Data listing:
========================================

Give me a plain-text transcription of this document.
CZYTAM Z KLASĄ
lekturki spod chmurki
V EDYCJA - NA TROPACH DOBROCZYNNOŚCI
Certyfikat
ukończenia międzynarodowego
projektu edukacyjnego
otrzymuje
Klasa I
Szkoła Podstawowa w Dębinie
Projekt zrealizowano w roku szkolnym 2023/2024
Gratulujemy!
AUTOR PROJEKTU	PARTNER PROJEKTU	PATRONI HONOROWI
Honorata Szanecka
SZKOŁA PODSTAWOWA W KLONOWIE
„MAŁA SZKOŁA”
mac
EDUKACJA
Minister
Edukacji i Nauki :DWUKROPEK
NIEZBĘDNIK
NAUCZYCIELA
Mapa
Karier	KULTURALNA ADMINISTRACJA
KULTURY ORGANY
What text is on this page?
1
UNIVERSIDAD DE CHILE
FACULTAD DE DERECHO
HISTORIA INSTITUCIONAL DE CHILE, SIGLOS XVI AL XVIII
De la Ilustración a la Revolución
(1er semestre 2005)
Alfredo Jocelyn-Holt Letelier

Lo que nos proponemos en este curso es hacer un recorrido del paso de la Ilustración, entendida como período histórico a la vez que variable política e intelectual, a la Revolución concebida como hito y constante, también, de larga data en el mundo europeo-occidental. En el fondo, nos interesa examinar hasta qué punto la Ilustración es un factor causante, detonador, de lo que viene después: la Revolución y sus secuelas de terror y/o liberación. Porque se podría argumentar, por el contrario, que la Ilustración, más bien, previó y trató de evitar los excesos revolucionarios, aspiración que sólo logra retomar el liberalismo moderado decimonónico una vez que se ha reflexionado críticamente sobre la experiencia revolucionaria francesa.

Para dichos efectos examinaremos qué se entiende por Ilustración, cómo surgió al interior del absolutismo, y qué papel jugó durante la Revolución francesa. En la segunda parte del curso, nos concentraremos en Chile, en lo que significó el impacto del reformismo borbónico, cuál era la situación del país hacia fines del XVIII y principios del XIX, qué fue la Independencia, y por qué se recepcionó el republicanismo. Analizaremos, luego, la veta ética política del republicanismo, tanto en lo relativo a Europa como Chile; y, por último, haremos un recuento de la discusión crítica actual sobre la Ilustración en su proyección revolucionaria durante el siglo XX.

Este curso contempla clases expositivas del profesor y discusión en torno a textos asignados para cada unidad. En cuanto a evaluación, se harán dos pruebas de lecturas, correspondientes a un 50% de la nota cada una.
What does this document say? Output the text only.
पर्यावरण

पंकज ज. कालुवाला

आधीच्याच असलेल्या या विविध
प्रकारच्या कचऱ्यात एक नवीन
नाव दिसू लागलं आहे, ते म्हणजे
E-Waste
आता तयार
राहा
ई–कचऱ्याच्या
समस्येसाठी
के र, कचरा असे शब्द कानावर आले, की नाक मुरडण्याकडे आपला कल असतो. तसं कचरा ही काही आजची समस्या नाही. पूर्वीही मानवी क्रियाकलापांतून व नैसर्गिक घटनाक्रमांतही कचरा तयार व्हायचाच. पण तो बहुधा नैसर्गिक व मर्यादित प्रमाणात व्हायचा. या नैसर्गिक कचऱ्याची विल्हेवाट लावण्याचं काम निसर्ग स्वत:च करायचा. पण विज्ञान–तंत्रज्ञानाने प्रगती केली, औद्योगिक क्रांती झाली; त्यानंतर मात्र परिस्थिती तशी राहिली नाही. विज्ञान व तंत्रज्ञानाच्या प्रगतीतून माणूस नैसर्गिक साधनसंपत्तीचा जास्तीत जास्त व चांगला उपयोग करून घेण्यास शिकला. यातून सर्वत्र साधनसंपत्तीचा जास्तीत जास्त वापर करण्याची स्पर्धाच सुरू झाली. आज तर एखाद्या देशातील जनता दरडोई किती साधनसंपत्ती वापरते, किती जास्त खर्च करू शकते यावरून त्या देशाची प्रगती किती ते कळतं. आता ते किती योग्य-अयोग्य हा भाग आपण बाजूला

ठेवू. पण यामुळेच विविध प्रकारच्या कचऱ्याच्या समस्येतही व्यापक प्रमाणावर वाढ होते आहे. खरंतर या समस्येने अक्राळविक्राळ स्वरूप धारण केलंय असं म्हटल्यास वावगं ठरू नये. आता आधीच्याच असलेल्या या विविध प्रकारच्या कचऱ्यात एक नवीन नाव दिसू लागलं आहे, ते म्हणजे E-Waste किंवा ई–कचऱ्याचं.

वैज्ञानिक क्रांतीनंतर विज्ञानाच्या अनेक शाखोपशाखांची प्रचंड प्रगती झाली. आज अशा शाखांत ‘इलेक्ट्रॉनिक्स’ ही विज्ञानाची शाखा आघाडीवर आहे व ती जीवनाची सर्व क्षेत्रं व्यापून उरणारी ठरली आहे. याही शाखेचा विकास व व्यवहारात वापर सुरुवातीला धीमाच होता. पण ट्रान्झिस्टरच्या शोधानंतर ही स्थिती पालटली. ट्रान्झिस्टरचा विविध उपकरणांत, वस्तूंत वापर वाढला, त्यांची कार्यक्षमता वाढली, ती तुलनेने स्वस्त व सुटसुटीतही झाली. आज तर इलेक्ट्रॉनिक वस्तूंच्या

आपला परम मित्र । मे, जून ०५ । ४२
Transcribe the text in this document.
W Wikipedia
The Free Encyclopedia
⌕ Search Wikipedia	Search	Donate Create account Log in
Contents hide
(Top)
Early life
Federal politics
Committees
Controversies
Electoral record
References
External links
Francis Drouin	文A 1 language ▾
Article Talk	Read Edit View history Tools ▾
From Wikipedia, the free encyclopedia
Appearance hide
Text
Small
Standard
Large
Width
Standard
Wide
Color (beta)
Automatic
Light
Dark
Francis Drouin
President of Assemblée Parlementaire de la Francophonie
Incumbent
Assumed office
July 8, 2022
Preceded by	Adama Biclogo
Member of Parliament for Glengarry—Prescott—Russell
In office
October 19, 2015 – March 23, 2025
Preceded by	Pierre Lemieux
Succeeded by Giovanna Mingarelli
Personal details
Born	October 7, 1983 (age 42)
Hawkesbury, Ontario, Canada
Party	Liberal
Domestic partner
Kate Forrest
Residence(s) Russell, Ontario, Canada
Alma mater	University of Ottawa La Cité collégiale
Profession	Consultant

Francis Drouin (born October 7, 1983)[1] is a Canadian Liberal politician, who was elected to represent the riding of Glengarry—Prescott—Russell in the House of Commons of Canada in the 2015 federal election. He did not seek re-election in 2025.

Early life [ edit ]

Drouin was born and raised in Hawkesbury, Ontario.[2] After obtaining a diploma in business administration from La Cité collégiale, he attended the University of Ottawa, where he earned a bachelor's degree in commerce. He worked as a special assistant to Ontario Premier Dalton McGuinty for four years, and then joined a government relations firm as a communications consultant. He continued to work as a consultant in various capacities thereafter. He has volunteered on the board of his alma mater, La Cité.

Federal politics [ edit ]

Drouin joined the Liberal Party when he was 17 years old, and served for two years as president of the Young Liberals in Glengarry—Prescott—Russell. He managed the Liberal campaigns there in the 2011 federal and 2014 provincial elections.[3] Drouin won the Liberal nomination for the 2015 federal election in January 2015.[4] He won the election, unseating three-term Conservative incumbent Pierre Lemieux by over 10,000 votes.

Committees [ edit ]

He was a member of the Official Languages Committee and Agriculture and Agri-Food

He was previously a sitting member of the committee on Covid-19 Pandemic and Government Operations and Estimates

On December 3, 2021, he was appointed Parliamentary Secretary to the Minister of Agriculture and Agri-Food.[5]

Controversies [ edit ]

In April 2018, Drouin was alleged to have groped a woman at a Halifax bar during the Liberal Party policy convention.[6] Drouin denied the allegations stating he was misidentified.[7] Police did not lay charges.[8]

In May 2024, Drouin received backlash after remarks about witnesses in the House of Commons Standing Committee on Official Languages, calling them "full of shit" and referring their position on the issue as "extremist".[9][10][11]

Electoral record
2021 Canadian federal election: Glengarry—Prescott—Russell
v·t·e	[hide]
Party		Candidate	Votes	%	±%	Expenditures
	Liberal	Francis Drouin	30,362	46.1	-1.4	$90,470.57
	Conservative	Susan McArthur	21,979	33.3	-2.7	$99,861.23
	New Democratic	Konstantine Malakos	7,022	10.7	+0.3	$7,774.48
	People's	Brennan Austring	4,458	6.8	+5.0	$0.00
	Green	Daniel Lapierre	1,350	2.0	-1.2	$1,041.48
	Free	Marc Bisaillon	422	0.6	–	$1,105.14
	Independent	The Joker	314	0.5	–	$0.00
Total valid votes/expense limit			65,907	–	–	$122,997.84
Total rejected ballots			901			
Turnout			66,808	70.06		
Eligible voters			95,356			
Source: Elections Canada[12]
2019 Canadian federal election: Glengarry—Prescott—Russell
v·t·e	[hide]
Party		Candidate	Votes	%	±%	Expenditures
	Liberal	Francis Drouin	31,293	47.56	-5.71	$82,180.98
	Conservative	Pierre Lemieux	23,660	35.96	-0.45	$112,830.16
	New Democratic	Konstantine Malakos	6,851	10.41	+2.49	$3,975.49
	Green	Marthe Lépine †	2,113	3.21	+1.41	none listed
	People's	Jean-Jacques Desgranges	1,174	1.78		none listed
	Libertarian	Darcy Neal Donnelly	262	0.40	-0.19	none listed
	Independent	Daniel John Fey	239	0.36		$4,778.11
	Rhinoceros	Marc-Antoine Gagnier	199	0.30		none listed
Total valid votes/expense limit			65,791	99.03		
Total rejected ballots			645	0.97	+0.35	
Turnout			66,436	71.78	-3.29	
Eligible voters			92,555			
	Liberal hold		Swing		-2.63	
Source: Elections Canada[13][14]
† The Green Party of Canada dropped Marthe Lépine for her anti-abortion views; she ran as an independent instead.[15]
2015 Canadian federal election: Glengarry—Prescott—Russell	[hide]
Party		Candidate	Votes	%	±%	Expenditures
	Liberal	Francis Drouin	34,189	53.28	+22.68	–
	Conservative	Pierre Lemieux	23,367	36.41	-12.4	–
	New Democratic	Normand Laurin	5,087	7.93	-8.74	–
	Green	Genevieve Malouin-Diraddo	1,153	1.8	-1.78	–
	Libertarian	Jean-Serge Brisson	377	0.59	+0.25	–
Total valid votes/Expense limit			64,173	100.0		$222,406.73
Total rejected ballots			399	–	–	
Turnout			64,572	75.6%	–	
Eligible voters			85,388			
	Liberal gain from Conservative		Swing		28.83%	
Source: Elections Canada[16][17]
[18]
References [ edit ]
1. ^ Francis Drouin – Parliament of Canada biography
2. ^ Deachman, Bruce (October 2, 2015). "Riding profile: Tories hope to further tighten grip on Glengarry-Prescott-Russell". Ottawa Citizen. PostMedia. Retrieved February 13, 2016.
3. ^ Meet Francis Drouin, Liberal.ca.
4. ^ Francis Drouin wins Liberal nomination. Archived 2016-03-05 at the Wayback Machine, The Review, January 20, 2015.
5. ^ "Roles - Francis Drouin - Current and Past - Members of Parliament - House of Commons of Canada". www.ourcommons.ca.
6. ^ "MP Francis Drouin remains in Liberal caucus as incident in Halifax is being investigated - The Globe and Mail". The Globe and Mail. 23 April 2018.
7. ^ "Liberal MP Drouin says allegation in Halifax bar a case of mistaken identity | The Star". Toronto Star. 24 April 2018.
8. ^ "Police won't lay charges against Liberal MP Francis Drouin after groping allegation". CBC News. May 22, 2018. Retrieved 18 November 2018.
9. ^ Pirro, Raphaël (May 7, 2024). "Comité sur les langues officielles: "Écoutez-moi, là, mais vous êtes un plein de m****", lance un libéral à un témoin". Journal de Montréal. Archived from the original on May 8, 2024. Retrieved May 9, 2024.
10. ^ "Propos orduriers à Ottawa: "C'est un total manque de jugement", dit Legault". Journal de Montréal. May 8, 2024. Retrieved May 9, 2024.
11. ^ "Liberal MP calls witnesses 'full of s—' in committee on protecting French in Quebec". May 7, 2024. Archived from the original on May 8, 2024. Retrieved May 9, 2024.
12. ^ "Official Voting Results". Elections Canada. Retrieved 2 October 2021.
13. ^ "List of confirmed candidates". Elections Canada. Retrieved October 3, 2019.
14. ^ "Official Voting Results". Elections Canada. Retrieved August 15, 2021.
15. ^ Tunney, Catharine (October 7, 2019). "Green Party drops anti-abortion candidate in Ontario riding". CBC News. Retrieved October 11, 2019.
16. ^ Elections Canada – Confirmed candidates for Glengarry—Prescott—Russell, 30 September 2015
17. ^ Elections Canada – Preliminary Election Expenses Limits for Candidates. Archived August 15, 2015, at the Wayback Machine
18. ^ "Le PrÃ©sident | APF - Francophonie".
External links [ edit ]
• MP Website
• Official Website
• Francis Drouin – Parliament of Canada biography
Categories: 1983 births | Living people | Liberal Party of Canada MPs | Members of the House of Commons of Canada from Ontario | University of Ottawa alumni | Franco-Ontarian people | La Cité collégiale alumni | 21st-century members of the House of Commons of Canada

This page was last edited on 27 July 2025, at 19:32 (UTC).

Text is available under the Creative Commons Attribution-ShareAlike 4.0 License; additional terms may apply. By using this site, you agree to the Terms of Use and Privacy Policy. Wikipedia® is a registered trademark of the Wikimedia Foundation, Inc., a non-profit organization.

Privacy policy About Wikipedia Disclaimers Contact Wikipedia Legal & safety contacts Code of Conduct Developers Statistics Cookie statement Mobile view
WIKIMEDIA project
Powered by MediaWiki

========================================

_WHAT TO PRODUCE_
Copy out every line in the entries above that holds "Machine".

_SOLUTION FOR THIS EXERCISE_
4. ^ Francis Drouin wins Liberal nomination. Archived 2016-03-05 at the Wayback Machine, The Review, January 20, 2015.
17. ^ Elections Canada – Preliminary Election Expenses Limits for Candidates. Archived August 15, 2015, at the Wayback Machine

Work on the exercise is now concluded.